Set exercise
Give the count of lines that include the string "Credit". Add nothing to it.

Input rows
··········

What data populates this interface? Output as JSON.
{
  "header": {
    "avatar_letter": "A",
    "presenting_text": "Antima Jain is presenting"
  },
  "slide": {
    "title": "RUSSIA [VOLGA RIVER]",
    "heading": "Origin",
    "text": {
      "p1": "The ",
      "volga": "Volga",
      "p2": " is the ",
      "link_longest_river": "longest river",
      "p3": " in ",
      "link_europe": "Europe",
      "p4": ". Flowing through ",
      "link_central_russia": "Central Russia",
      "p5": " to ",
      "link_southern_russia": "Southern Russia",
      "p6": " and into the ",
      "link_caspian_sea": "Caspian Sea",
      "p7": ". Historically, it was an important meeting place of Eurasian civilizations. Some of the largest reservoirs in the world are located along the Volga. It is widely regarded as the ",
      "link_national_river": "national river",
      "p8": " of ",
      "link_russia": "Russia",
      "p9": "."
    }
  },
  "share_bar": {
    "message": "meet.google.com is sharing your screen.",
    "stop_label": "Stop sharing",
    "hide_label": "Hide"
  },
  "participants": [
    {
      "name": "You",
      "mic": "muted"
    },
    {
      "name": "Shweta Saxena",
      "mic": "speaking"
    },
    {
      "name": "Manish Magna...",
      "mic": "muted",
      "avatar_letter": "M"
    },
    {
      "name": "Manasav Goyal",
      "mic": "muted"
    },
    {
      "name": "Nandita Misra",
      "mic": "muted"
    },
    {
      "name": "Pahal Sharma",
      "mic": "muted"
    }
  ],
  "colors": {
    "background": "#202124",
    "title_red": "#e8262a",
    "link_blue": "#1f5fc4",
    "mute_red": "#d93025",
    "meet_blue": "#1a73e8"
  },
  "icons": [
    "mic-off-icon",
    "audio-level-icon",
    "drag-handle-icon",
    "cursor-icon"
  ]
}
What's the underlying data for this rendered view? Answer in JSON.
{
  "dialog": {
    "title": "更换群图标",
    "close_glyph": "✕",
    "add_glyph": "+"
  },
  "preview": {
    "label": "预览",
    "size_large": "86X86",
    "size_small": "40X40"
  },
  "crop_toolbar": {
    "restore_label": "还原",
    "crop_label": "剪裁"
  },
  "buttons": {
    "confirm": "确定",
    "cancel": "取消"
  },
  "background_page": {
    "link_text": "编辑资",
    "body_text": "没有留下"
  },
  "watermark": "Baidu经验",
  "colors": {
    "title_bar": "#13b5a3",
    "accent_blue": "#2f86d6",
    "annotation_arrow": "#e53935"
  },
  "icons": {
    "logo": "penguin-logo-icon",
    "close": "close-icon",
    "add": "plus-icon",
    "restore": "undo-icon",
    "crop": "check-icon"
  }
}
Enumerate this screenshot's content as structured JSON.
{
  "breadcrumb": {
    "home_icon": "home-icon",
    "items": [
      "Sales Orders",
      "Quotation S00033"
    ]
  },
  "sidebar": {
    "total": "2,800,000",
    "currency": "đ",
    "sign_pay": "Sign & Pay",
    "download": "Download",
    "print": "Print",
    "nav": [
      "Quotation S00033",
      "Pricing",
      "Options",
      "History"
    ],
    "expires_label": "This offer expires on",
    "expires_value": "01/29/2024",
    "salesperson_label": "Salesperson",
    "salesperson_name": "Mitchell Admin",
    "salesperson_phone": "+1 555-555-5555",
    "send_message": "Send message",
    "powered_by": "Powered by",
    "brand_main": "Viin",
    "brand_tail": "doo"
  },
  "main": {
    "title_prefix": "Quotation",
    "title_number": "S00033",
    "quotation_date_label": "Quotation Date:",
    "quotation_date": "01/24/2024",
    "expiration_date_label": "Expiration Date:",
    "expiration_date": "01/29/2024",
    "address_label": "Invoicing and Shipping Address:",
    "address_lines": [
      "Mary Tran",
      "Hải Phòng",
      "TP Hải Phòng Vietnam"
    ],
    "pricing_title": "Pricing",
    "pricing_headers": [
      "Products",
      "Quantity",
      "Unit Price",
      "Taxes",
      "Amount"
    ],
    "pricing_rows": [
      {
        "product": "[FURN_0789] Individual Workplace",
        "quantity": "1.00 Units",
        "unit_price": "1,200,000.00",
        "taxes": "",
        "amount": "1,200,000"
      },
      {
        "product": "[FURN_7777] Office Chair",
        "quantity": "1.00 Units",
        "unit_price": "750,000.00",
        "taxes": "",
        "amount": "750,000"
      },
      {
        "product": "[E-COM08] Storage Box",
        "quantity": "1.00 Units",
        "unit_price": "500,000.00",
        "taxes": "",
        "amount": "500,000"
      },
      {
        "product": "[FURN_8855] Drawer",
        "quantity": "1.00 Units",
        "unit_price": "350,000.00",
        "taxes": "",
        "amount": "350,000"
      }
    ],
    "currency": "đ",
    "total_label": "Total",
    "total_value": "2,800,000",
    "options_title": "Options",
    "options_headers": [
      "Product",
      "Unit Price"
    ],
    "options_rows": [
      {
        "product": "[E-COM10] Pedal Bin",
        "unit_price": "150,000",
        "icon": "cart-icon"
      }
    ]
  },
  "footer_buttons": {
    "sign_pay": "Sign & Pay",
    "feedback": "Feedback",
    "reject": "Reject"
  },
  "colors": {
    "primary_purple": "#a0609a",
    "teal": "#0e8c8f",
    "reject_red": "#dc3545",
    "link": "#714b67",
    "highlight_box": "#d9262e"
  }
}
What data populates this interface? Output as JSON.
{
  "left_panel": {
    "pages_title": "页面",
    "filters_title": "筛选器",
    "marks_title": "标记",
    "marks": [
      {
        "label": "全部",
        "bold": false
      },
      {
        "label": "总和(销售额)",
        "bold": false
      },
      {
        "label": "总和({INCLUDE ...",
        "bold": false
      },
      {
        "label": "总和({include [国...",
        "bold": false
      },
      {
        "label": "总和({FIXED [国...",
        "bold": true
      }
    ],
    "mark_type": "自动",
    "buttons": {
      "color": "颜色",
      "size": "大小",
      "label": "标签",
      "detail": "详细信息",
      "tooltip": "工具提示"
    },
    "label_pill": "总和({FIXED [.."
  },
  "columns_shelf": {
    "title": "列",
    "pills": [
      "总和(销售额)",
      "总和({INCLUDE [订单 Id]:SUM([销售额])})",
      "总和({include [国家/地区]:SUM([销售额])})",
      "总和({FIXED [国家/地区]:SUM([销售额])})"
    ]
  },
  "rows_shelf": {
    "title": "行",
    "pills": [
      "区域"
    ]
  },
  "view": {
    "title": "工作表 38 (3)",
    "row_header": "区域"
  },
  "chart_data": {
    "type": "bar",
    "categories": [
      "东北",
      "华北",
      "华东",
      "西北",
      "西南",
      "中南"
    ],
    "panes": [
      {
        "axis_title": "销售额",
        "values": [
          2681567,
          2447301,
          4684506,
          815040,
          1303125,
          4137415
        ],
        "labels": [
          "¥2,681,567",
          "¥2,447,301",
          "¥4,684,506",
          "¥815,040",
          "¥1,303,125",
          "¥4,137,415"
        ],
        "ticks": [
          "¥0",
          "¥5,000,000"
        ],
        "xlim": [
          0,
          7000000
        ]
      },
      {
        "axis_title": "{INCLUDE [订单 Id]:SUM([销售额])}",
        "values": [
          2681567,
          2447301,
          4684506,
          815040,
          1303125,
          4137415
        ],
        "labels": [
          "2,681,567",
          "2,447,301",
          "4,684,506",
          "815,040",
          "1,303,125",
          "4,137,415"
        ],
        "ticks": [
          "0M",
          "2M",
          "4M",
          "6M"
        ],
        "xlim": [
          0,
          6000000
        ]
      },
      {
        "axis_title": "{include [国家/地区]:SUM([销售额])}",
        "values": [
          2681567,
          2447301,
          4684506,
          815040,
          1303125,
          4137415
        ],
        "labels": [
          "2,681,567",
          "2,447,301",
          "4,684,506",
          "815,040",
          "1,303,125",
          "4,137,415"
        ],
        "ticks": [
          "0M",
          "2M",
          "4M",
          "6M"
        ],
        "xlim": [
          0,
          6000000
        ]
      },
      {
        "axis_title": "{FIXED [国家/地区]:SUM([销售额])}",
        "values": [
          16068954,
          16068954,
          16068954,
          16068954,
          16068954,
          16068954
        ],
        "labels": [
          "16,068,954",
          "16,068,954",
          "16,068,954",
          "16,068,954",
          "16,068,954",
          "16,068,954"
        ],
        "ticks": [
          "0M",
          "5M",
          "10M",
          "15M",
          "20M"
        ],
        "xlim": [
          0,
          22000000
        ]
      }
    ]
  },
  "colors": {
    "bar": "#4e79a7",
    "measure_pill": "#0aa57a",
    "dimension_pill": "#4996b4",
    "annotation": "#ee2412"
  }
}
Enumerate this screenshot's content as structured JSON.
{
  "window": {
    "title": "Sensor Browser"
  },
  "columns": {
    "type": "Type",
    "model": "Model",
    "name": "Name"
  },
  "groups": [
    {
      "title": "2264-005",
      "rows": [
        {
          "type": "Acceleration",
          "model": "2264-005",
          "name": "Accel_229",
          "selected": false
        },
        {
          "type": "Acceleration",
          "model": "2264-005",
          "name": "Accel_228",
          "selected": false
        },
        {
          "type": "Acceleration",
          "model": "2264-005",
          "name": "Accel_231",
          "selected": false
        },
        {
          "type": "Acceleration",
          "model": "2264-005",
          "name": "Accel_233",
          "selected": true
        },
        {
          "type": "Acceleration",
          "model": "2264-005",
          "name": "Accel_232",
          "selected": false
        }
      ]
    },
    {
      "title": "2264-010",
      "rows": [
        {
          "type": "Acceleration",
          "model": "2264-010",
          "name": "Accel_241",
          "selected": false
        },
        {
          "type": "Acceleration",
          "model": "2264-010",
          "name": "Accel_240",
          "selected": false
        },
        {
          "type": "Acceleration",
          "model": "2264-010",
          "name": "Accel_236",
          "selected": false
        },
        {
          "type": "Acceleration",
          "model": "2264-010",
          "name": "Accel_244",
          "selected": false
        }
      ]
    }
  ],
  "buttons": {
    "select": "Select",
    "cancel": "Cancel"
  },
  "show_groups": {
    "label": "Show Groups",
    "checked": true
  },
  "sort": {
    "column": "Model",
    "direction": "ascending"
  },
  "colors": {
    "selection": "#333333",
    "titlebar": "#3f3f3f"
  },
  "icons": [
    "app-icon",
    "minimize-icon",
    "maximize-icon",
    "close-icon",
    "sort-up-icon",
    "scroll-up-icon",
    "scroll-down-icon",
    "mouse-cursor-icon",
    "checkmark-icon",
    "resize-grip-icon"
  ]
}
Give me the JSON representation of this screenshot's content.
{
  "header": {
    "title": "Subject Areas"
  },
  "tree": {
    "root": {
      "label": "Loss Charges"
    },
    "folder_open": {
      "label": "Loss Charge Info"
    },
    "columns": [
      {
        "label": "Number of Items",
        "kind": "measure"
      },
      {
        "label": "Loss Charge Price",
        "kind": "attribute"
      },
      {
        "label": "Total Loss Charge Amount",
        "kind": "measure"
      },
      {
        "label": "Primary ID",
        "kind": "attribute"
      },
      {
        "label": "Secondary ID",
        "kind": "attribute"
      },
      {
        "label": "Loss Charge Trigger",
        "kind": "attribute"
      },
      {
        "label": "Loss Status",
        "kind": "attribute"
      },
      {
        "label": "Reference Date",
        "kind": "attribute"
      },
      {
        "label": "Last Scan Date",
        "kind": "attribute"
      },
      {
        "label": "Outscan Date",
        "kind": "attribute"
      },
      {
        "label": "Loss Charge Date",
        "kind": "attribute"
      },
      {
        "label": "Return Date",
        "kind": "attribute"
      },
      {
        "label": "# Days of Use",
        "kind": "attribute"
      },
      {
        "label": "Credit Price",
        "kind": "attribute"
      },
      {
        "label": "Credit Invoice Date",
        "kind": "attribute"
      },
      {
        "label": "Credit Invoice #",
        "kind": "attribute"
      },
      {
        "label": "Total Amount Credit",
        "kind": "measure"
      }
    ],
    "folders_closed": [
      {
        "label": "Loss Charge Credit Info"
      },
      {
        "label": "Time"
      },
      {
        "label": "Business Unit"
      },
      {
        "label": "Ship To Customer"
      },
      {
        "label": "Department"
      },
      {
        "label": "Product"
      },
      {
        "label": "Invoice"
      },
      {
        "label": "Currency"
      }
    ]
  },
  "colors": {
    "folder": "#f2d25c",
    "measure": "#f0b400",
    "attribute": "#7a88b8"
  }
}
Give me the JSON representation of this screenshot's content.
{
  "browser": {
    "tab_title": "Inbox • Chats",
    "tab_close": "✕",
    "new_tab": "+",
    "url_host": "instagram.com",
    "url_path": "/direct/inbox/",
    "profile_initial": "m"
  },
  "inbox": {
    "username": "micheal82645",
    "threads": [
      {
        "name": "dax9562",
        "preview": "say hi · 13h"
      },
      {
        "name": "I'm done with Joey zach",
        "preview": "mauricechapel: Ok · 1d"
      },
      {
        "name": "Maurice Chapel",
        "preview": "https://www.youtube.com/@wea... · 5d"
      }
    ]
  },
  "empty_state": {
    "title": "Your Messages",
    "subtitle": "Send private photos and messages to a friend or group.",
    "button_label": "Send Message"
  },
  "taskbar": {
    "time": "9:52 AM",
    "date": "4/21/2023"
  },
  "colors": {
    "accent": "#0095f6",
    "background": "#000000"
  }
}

··········

Exercise result
5